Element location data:
···
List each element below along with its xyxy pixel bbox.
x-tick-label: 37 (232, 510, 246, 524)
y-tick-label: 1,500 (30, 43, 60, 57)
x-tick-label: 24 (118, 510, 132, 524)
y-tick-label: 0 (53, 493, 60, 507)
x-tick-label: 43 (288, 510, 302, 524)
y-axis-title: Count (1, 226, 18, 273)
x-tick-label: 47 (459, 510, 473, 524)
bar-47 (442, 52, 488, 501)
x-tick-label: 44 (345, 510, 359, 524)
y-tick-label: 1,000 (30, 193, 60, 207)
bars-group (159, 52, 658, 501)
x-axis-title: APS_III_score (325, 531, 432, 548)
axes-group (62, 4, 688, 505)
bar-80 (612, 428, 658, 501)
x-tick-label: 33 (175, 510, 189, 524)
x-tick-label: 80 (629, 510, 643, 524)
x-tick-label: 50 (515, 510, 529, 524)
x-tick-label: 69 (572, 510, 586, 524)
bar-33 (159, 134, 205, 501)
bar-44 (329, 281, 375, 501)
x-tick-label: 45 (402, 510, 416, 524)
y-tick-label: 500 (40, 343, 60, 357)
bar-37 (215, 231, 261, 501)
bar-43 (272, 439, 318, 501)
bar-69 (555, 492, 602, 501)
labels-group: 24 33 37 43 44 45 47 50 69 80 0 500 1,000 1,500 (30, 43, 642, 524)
···
— YOUR OBJECTIVE —
Gather every line of the items above that contains the string "group", matching its case exactly.

— RESPONSE TO THE EXERCISE —
bars-group (159, 52, 658, 501)
axes-group (62, 4, 688, 505)
labels-group: 24 33 37 43 44 45 47 50 69 80 0 500 1,000 1,500 (30, 43, 642, 524)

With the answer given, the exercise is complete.